(EXERCISE TASK)
Copy the data from the line with "y-tick-label: 30 (854, 704, 868, 718)" to the line with "tree-item[interactable]: dice_visual.svg (38, 161, 124, 177)", changing "results" to "outcomes" and keeping everything else the same. Give only those lines.

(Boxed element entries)
— START —
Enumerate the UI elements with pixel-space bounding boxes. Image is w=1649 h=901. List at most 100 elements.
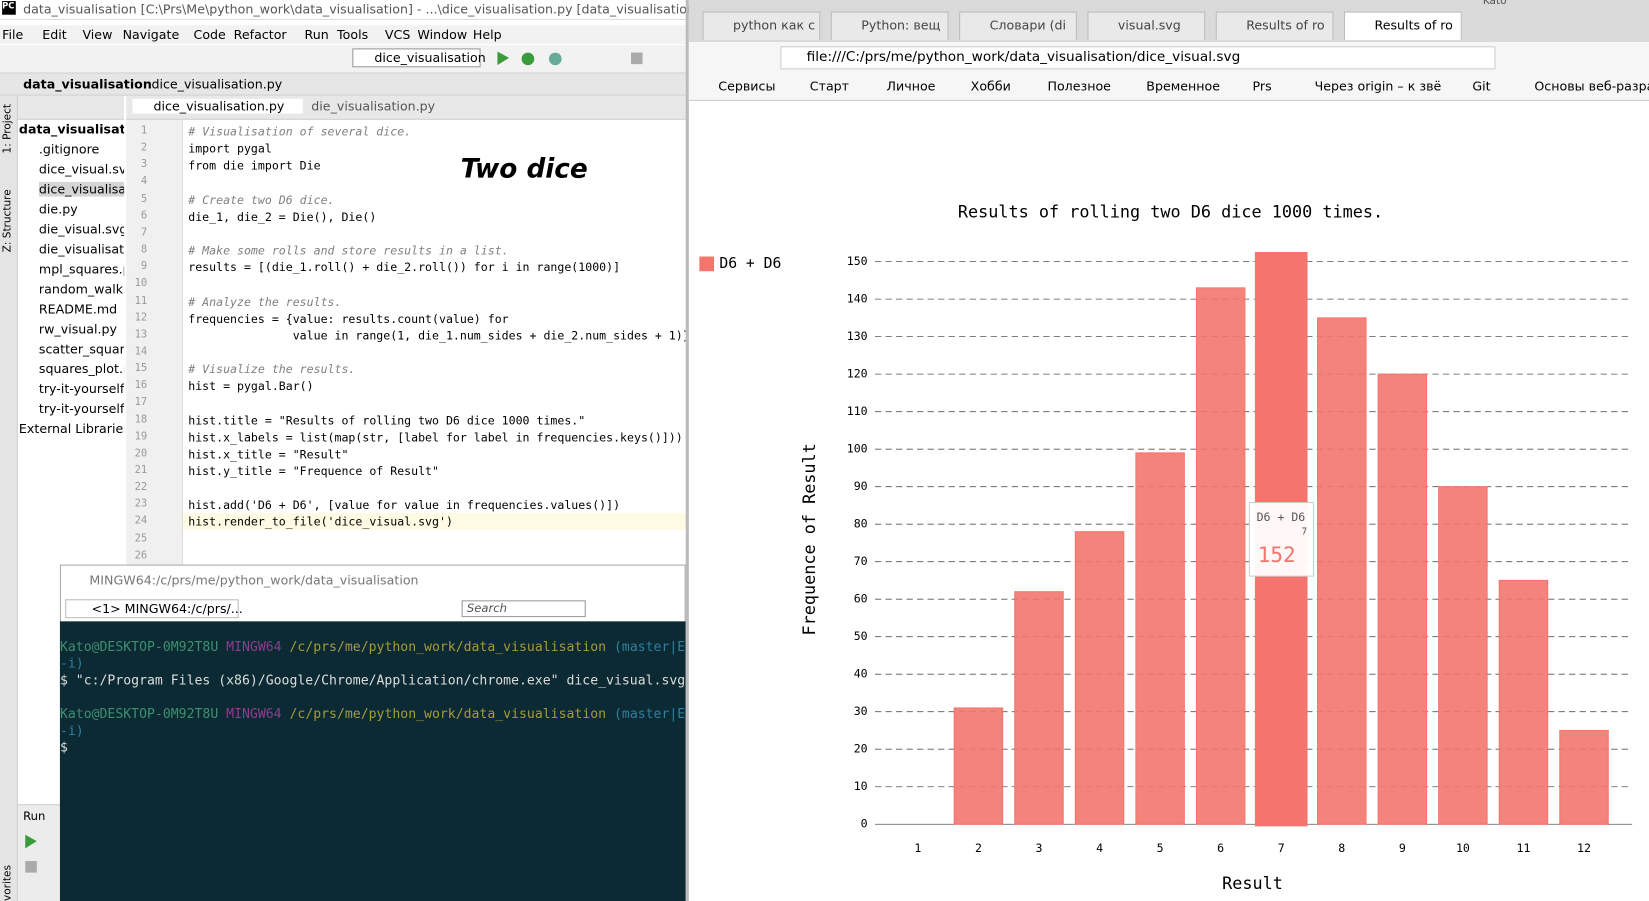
y-tick-label: 30 (854, 704, 868, 718)
browser-tab[interactable]: Python: вещ (830, 11, 949, 40)
code-line: # Make some rolls and store results in a… (188, 243, 509, 258)
code-line: # Analyze the results. (188, 294, 342, 309)
tree-item[interactable]: dice_visual.svg (38, 161, 124, 177)
tree-item[interactable]: random_walk.py (38, 281, 124, 297)
address-bar[interactable]: file:///C:/prs/me/python_work/data_visua… (780, 46, 1496, 70)
y-tick-label: 70 (854, 554, 868, 568)
bar (1438, 486, 1488, 825)
menu-item[interactable]: VCS (384, 27, 411, 43)
line-number: 16 (134, 379, 148, 392)
tree-item[interactable]: mpl_squares.py (38, 261, 124, 277)
tree-item[interactable]: README.md (38, 301, 118, 317)
x-tick-label: 7 (1278, 841, 1285, 855)
menu-item[interactable]: Code (193, 27, 226, 43)
menu-item[interactable]: Help (472, 27, 502, 43)
browser-tab[interactable]: Results of ro (1344, 11, 1462, 40)
line-number: 23 (134, 498, 148, 511)
browser-tab[interactable]: Results of ro (1215, 11, 1334, 40)
terminal-line: Kato@DESKTOP-0M92T8U MINGW64 /c/prs/me/p… (60, 638, 686, 672)
y-tick-label: 100 (847, 442, 868, 456)
menu-item[interactable]: Window (417, 27, 468, 43)
side-tab[interactable]: 1: Project (2, 103, 14, 154)
menu-item[interactable]: Refactor (233, 27, 287, 43)
menu-item[interactable]: Navigate (122, 27, 180, 43)
code-line: from die import Die (188, 159, 321, 173)
menu-item[interactable]: File (2, 27, 24, 43)
tree-item[interactable]: squares_plot.png (38, 361, 124, 377)
bookmark[interactable]: Хобби (970, 78, 1011, 94)
menu-item[interactable]: Run (304, 27, 329, 43)
terminal-tab[interactable]: <1> MINGW64:/c/prs/... (65, 599, 243, 619)
browser-tab[interactable]: python как с (702, 11, 821, 40)
x-tick-label: 9 (1399, 841, 1406, 855)
code-line: frequencies = {value: results.count(valu… (188, 311, 509, 326)
line-number: 20 (134, 447, 148, 460)
tree-item[interactable]: die.py (38, 201, 78, 217)
tree-item[interactable]: data_visualisation (18, 121, 124, 137)
code-line: value in range(1, die_1.num_sides + die_… (188, 328, 686, 343)
breadcrumb[interactable]: data_visualisation (23, 76, 152, 92)
current-line (182, 513, 686, 531)
bookmark[interactable]: Личное (886, 78, 936, 94)
editor-tabs: dice_visualisation.py die_visualisation.p… (126, 95, 686, 120)
tree-item[interactable]: scatter_squares.p (38, 341, 125, 357)
gutter: 1 2 3 4 5 6 7 8 9 10 11 12 13 14 15 16 17 18 19 20 21 22 23 24 2… (126, 119, 183, 565)
tree-item[interactable]: try-it-yourself15- (38, 381, 125, 397)
browser-tabstrip: python как с Python: вещ Словари (di visual… (688, 0, 1649, 43)
tree-item[interactable]: die_visual.svg (38, 221, 125, 237)
x-tick-label: 1 (914, 841, 921, 855)
menu-item[interactable]: Edit (42, 27, 67, 43)
run-icons (25, 834, 37, 873)
line-number: 12 (134, 311, 148, 324)
bookmark[interactable]: Prs (1252, 78, 1272, 94)
browser-tab[interactable]: visual.svg (1087, 11, 1206, 40)
side-tab[interactable]: vorites (2, 865, 14, 901)
menu-item[interactable]: Tools (337, 27, 369, 43)
line-number: 22 (134, 481, 148, 494)
terminal-line: $ "c:/Program Files (x86)/Google/Chrome/… (60, 672, 686, 689)
run-tab[interactable]: Run (23, 809, 46, 824)
menu-item[interactable]: View (82, 27, 113, 43)
bookmark[interactable]: Git (1472, 78, 1491, 94)
tree-item[interactable]: rw_visual.py (38, 321, 118, 337)
code-line: hist.render_to_file('dice_visual.svg') (188, 515, 453, 530)
terminal-search[interactable]: Search (461, 600, 586, 618)
bookmark[interactable]: Сервисы (718, 78, 776, 94)
line-number: 25 (134, 532, 148, 545)
bar (1559, 729, 1609, 825)
line-number: 24 (134, 515, 148, 528)
y-tick-label: 110 (847, 404, 868, 418)
y-tick-label: 0 (861, 817, 868, 831)
tree-item[interactable]: External Libraries (18, 421, 125, 437)
prompt-path: /c/prs/me/python_work/data_visualisation (289, 705, 607, 722)
bookmark[interactable]: Через origin – к звё (1314, 78, 1442, 94)
bookmark[interactable]: Основы веб-разраб (1534, 78, 1649, 94)
line-number: 5 (140, 193, 148, 205)
browser-tab[interactable]: Словари (di (959, 11, 1077, 40)
breadcrumb[interactable]: dice_visualisation.py (151, 76, 283, 92)
side-tab[interactable]: Z: Structure (2, 189, 14, 253)
line-number: 4 (140, 176, 148, 188)
tree-item[interactable]: die_visualisation (38, 241, 125, 257)
app-icon: PC (2, 1, 16, 15)
tree-item[interactable]: dice_visualisation (38, 181, 125, 197)
tree-item[interactable]: .gitignore (38, 141, 100, 157)
tree-item[interactable]: try-it-yourself15- (38, 401, 125, 417)
line-number: 2 (140, 142, 148, 154)
prompt-user: Kato@DESKTOP-0M92T8U (59, 705, 219, 722)
line-number: 18 (134, 413, 148, 426)
bookmark[interactable]: Старт (809, 78, 850, 94)
chart: Results of rolling two D6 dice 1000 time… (699, 201, 1633, 893)
terminal-line: $ (60, 739, 686, 756)
toolbar (0, 45, 686, 74)
editor: # Visualisation of several dice. import p… (182, 119, 686, 565)
run-config[interactable]: dice_visualisation (352, 48, 486, 68)
prompt-shell: MINGW64 (226, 638, 282, 654)
editor-tab[interactable]: die_visualisation.py (311, 98, 436, 114)
y-tick-label: 140 (847, 292, 868, 306)
bookmark[interactable]: Временное (1146, 78, 1221, 94)
editor-tab[interactable]: dice_visualisation.py (132, 98, 304, 114)
bookmark[interactable]: Полезное (1047, 78, 1111, 94)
— END —
(SOLVED PROBLEM)
y-tick-label: 30 (854, 704, 868, 718)
browser-tab[interactable]: Python: вещ (830, 11, 949, 40)
code-line: # Make some rolls and store outcomes in a… (188, 243, 509, 258)
code-line: # Analyze the outcomes. (188, 294, 342, 309)
tree-item[interactable]: dice_visual.svg (38, 161, 124, 177)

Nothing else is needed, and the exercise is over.